**INPUT ROWS:**
* BEGIN *
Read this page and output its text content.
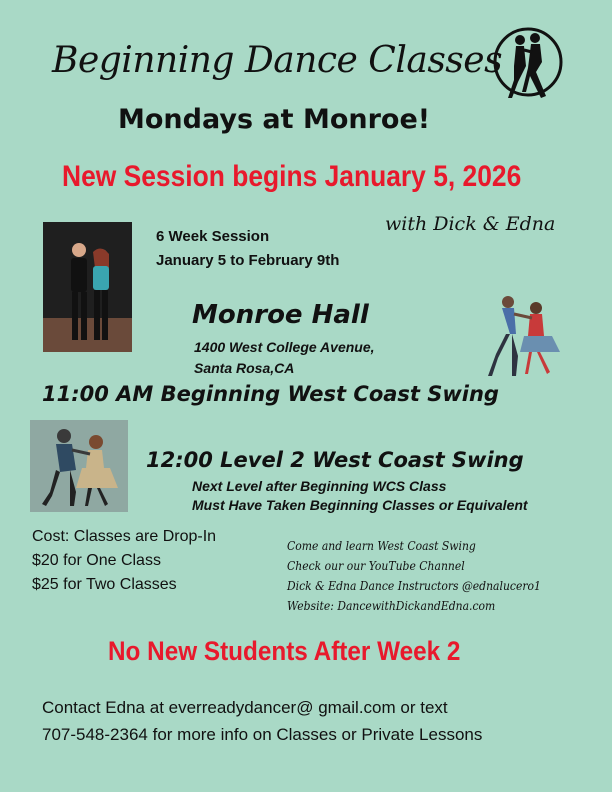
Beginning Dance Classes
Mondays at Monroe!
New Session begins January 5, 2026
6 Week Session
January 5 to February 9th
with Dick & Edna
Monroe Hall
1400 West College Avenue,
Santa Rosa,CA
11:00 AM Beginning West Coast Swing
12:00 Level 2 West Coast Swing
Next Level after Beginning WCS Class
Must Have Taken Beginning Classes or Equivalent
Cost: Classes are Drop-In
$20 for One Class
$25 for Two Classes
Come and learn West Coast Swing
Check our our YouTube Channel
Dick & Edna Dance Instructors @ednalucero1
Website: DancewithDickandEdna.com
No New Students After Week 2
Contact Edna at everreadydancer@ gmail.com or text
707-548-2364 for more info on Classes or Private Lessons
* END *
**DIRECTIVE:**
Copy out each record shown above without alteration, skipping any picture.

**RESPONSE TO THIS EXERCISE:**
Read this page and output its text content.
Beginning Dance Classes
Mondays at Monroe!
New Session begins January 5, 2026
6 Week Session
January 5 to February 9th
with Dick & Edna
Monroe Hall
1400 West College Avenue,
Santa Rosa,CA
11:00 AM Beginning West Coast Swing
12:00 Level 2 West Coast Swing
Next Level after Beginning WCS Class
Must Have Taken Beginning Classes or Equivalent
Cost: Classes are Drop-In
$20 for One Class
$25 for Two Classes
Come and learn West Coast Swing
Check our our YouTube Channel
Dick & Edna Dance Instructors @ednalucero1
Website: DancewithDickandEdna.com
No New Students After Week 2
Contact Edna at everreadydancer@ gmail.com or text
707-548-2364 for more info on Classes or Private Lessons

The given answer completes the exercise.